● Brief: Give only the number of lines below that contain the word "color".

● Data extract:
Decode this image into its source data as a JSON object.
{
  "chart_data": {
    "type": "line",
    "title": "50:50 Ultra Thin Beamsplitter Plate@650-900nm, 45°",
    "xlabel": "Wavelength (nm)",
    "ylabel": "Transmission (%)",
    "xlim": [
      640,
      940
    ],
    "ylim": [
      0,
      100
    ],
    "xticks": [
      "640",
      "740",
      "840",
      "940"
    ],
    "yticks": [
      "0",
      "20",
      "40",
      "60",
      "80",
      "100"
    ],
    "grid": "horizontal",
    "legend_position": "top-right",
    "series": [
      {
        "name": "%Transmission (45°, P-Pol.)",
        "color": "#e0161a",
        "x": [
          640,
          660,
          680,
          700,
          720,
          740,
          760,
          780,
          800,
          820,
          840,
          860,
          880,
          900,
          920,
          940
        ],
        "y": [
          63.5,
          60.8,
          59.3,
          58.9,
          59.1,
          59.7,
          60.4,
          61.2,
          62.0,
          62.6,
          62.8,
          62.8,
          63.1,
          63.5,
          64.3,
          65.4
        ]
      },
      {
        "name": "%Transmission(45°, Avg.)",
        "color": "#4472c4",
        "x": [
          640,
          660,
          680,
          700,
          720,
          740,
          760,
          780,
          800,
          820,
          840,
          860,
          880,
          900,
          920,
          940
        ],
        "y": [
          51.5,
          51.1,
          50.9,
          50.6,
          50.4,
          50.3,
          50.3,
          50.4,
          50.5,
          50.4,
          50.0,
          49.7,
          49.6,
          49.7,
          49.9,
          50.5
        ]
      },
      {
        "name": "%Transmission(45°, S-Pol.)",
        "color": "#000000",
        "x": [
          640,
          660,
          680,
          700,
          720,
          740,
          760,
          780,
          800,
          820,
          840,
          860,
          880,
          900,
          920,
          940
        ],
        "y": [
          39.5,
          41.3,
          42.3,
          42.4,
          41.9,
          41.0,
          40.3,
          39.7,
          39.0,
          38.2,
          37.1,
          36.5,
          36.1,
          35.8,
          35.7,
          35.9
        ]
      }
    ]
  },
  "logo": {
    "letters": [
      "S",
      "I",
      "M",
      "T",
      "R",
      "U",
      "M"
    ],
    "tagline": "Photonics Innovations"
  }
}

● Solution: 3